En medio del sistema que implementaron estos guardias nazis para controlar a los prisioneros de los campos de concentración, sobresalía la figura de los “capos”. Se trataba de prisioneros —normalmente alemanes o nórdicos blancos con instintos sádicos, definitivamente ningún judío o comunista— que eran designados por los celadores del campo como “encargados” de su respectivo barracón.
A cambio de reportar o atender cualquier incidente de rebelión o insumisión de los prisioneros, recibían ciertas concesiones como una mejor comida o celda. Sus servicios no incluían solamente la vigilancia. También tenían el poder y la orden de golpear de vez en cuando a los demás presos, quienes debían aceptar esto sin más, o podían padecer consecuencias mayores.
Uno de los castigos habituales era el Tratamiento 25, que significaba someter a los prisioneros desobedientes a un potro de castigo donde uno de sus propios compañeros era obligado a darle 25 palazos en las nalgas. Y en caso de que el compañero designado osara golpear con poca fuerza, era sometido al mismo castigo.
En Uraniemburgo, afuera de Sachsenhausen todavía se ven algunos chalets elegantes, donde vivían los oficiales que se hacían cargo del Campo de Concentración. Ahí departían de manera placida y normal con sus familias. Los “capos” les ayudaban a ensuciarse las manos lo menos posible, pero cuando era necesario, los oficiales nazis dejaban por un momento el acompañamiento de las tareas de sus hijos, las comidas familiares o las tardes escuchando música clásica, para ensangrentárselas también.

+ + +

Solicitud a ::
¿Puedes transcribir sin cambios las filas de datos, desde la línea que contiene "x-tick-label: 2: [150, 459, 158, 473]" hasta la línea que contiene "data-point-marker: [126, 17, 135, 26]", ambas incluidas?

Registros del conjunto de datos ::

+ + +

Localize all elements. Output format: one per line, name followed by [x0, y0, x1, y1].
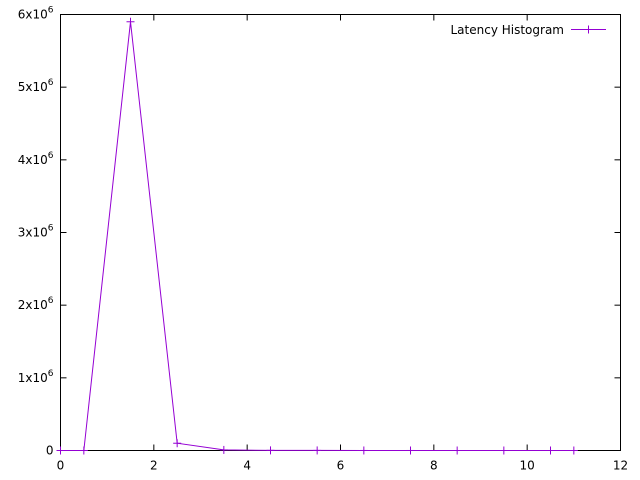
x-tick-label: 2: [150, 459, 158, 473]
y-tick-label: 6x106: [18, 6, 54, 22]
y-tick-label: 1x106: [18, 369, 54, 385]
data-point-marker: [219, 445, 228, 454]
y-tick-exponent: 6: [48, 6, 54, 16]
y-tick-mantissa: 1x10: [18, 371, 48, 385]
legend-plus-marker: [584, 25, 593, 34]
data-point-marker: [499, 446, 508, 455]
y-tick-label: 5x106: [18, 78, 54, 94]
y-tick-exponent: 6: [48, 151, 54, 161]
y-tick-mantissa: 2x10: [18, 298, 48, 312]
legend-label: Latency Histogram: [451, 23, 565, 37]
series-line: [60, 21, 574, 451]
x-tick-label: 10: [520, 459, 535, 473]
y-tick-exponent: 6: [48, 296, 54, 306]
data-point-marker: [266, 446, 275, 455]
data-point-marker: [569, 446, 578, 455]
data-point-marker: [79, 446, 88, 455]
x-axis-ticks: 0 2 4 6 8 10 12: [57, 14, 628, 473]
data-point-marker: [173, 439, 182, 448]
y-tick-label: 2x106: [18, 296, 54, 312]
y-tick-mantissa: 4x10: [18, 153, 48, 167]
y-tick-mantissa: 0: [46, 444, 54, 458]
data-point-marker: [406, 446, 415, 455]
data-point-marker: [313, 446, 322, 455]
y-tick-exponent: 6: [48, 369, 54, 379]
plot-frame: [60, 14, 621, 451]
y-tick-exponent: 6: [48, 224, 54, 234]
x-tick-label: 0: [57, 459, 65, 473]
y-tick-mantissa: 5x10: [18, 80, 48, 94]
legend-marker: [584, 25, 593, 34]
y-tick-mantissa: 6x10: [18, 8, 48, 22]
data-point-marker: [126, 17, 135, 26]
x-tick-label: 4: [243, 459, 251, 473]
y-tick-label: 0: [46, 444, 54, 458]
data-point-marker: [56, 446, 65, 455]
x-tick-label: 8: [430, 459, 438, 473]
data-point-marker: [546, 446, 555, 455]
y-tick-label: 3x106: [18, 224, 54, 240]
data-point-marker: [359, 446, 368, 455]
series-layer: [56, 17, 578, 455]
y-tick-exponent: 6: [48, 78, 54, 88]
legend: Latency Histogram: [451, 23, 606, 37]
x-tick-label: 6: [337, 459, 345, 473]
y-tick-mantissa: 3x10: [18, 226, 48, 240]
y-tick-label: 4x106: [18, 151, 54, 167]
data-point-marker: [453, 446, 462, 455]
x-tick-label: 12: [613, 459, 628, 473]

+ + +

Solicitud b ::
Según la sección del documento sobre los capos, ¿concuerdan con ella estas afirmaciones? (i) Los capos solían ser prisioneros judíos o comunistas. (ii) El Tratamiento 25 consistía en recibir 25 palazos en las nalgas. (iii) Los oficiales del campo vivían en chalets en Uraniemburgo. Responde sí o no a cada una y cita las palabras del texto que lo deciden.

Respuesta a ::
x-tick-label: 2: [150, 459, 158, 473]
y-tick-label: 6x106: [18, 6, 54, 22]
y-tick-label: 1x106: [18, 369, 54, 385]
data-point-marker: [219, 445, 228, 454]
y-tick-exponent: 6: [48, 6, 54, 16]
y-tick-mantissa: 1x10: [18, 371, 48, 385]
legend-plus-marker: [584, 25, 593, 34]
data-point-marker: [499, 446, 508, 455]
y-tick-label: 5x106: [18, 78, 54, 94]
y-tick-exponent: 6: [48, 151, 54, 161]
y-tick-mantissa: 2x10: [18, 298, 48, 312]
legend-label: Latency Histogram: [451, 23, 565, 37]
series-line: [60, 21, 574, 451]
x-tick-label: 10: [520, 459, 535, 473]
y-tick-exponent: 6: [48, 296, 54, 306]
data-point-marker: [266, 446, 275, 455]
data-point-marker: [569, 446, 578, 455]
data-point-marker: [79, 446, 88, 455]
x-axis-ticks: 0 2 4 6 8 10 12: [57, 14, 628, 473]
data-point-marker: [173, 439, 182, 448]
y-tick-label: 2x106: [18, 296, 54, 312]
y-tick-mantissa: 4x10: [18, 153, 48, 167]
y-tick-mantissa: 0: [46, 444, 54, 458]
data-point-marker: [406, 446, 415, 455]
data-point-marker: [313, 446, 322, 455]
y-tick-exponent: 6: [48, 369, 54, 379]
plot-frame: [60, 14, 621, 451]
y-tick-exponent: 6: [48, 224, 54, 234]
x-tick-label: 0: [57, 459, 65, 473]
y-tick-mantissa: 5x10: [18, 80, 48, 94]
legend-marker: [584, 25, 593, 34]
y-tick-mantissa: 6x10: [18, 8, 48, 22]
data-point-marker: [126, 17, 135, 26]

Respuesta b ::
(i) No: "definitivamente ningún judío o comunista".
(ii) Sí: "uno de sus propios compañeros era obligado a darle 25 palazos en las nalgas".
(iii) Sí: "En Uraniemburgo, afuera de Sachsenhausen todavía se ven algunos chalets elegantes, donde vivían los oficiales que se hacían cargo del Campo de Concentración".